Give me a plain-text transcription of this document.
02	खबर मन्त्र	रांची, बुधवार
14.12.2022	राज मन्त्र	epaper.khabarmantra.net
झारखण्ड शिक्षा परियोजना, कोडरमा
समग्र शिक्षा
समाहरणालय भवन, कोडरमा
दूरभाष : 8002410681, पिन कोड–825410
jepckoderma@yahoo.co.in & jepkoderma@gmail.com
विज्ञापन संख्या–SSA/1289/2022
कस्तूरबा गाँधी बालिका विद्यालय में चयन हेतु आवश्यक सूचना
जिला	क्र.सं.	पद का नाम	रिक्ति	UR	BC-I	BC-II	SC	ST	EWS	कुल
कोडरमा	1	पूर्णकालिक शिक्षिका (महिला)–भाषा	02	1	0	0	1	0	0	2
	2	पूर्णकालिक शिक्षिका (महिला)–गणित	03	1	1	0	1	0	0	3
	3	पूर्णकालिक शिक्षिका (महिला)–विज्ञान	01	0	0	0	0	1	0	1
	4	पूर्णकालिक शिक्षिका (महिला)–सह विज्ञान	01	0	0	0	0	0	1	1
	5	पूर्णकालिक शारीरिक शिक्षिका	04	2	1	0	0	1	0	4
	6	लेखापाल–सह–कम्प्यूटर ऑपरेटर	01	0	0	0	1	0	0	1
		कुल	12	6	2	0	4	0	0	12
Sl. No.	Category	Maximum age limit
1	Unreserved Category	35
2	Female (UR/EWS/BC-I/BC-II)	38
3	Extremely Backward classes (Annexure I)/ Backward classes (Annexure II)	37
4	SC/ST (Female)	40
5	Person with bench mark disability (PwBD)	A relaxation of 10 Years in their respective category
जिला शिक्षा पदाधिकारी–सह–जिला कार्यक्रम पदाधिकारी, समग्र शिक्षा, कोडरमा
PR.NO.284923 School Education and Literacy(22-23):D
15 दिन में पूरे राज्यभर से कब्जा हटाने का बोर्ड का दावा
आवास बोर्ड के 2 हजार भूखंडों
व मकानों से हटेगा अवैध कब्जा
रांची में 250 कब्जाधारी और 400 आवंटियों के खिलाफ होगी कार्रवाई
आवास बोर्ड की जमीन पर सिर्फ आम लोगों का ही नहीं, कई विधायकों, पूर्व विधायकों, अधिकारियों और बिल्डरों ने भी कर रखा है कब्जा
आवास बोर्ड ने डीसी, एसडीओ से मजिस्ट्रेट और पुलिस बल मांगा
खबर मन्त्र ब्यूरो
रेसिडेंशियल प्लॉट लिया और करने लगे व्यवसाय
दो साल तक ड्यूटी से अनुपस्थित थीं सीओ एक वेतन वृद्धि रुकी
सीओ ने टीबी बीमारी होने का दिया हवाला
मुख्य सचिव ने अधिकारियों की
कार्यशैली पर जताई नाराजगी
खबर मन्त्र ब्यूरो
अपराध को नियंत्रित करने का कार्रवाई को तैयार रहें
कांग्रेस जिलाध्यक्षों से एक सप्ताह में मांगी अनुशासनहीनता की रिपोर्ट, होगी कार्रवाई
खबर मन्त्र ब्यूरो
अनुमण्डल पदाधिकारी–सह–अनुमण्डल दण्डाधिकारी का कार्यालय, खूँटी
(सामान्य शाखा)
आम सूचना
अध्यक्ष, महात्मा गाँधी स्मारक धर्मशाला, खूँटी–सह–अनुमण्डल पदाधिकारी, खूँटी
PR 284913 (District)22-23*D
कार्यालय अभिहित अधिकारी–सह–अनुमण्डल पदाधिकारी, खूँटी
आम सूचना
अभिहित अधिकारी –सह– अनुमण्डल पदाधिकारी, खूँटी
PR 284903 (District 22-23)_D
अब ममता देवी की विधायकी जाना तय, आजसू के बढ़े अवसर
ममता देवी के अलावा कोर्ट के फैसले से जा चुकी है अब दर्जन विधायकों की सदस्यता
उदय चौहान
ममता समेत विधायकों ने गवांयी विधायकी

Work to complete
All of the entries must be written out exactly as they stand.

Exercise response
Give me a plain-text transcription of this document.
02	खबर मन्त्र	रांची, बुधवार
14.12.2022	राज मन्त्र	epaper.khabarmantra.net
झारखण्ड शिक्षा परियोजना, कोडरमा
समग्र शिक्षा
समाहरणालय भवन, कोडरमा
दूरभाष : 8002410681, पिन कोड–825410
jepckoderma@yahoo.co.in & jepkoderma@gmail.com
विज्ञापन संख्या–SSA/1289/2022
कस्तूरबा गाँधी बालिका विद्यालय में चयन हेतु आवश्यक सूचना
जिला	क्र.सं.	पद का नाम	रिक्ति	UR	BC-I	BC-II	SC	ST	EWS	कुल
कोडरमा	1	पूर्णकालिक शिक्षिका (महिला)–भाषा	02	1	0	0	1	0	0	2
	2	पूर्णकालिक शिक्षिका (महिला)–गणित	03	1	1	0	1	0	0	3
	3	पूर्णकालिक शिक्षिका (महिला)–विज्ञान	01	0	0	0	0	1	0	1
	4	पूर्णकालिक शिक्षिका (महिला)–सह विज्ञान	01	0	0	0	0	0	1	1
	5	पूर्णकालिक शारीरिक शिक्षिका	04	2	1	0	0	1	0	4
	6	लेखापाल–सह–कम्प्यूटर ऑपरेटर	01	0	0	0	1	0	0	1
		कुल	12	6	2	0	4	0	0	12
Sl. No.	Category	Maximum age limit
1	Unreserved Category	35
2	Female (UR/EWS/BC-I/BC-II)	38
3	Extremely Backward classes (Annexure I)/ Backward classes (Annexure II)	37
4	SC/ST (Female)	40
5	Person with bench mark disability (PwBD)	A relaxation of 10 Years in their respective category
जिला शिक्षा पदाधिकारी–सह–जिला कार्यक्रम पदाधिकारी, समग्र शिक्षा, कोडरमा
PR.NO.284923 School Education and Literacy(22-23):D
15 दिन में पूरे राज्यभर से कब्जा हटाने का बोर्ड का दावा
आवास बोर्ड के 2 हजार भूखंडों
व मकानों से हटेगा अवैध कब्जा
रांची में 250 कब्जाधारी और 400 आवंटियों के खिलाफ होगी कार्रवाई
आवास बोर्ड की जमीन पर सिर्फ आम लोगों का ही नहीं, कई विधायकों, पूर्व विधायकों, अधिकारियों और बिल्डरों ने भी कर रखा है कब्जा
आवास बोर्ड ने डीसी, एसडीओ से मजिस्ट्रेट और पुलिस बल मांगा
खबर मन्त्र ब्यूरो
रेसिडेंशियल प्लॉट लिया और करने लगे व्यवसाय
दो साल तक ड्यूटी से अनुपस्थित थीं सीओ एक वेतन वृद्धि रुकी
सीओ ने टीबी बीमारी होने का दिया हवाला
मुख्य सचिव ने अधिकारियों की
कार्यशैली पर जताई नाराजगी
खबर मन्त्र ब्यूरो
अपराध को नियंत्रित करने का कार्रवाई को तैयार रहें
कांग्रेस जिलाध्यक्षों से एक सप्ताह में मांगी अनुशासनहीनता की रिपोर्ट, होगी कार्रवाई
खबर मन्त्र ब्यूरो
अनुमण्डल पदाधिकारी–सह–अनुमण्डल दण्डाधिकारी का कार्यालय, खूँटी
(सामान्य शाखा)
आम सूचना
अध्यक्ष, महात्मा गाँधी स्मारक धर्मशाला, खूँटी–सह–अनुमण्डल पदाधिकारी, खूँटी
PR 284913 (District)22-23*D
कार्यालय अभिहित अधिकारी–सह–अनुमण्डल पदाधिकारी, खूँटी
आम सूचना
अभिहित अधिकारी –सह– अनुमण्डल पदाधिकारी, खूँटी
PR 284903 (District 22-23)_D
अब ममता देवी की विधायकी जाना तय, आजसू के बढ़े अवसर
ममता देवी के अलावा कोर्ट के फैसले से जा चुकी है अब दर्जन विधायकों की सदस्यता
उदय चौहान
ममता समेत विधायकों ने गवांयी विधायकी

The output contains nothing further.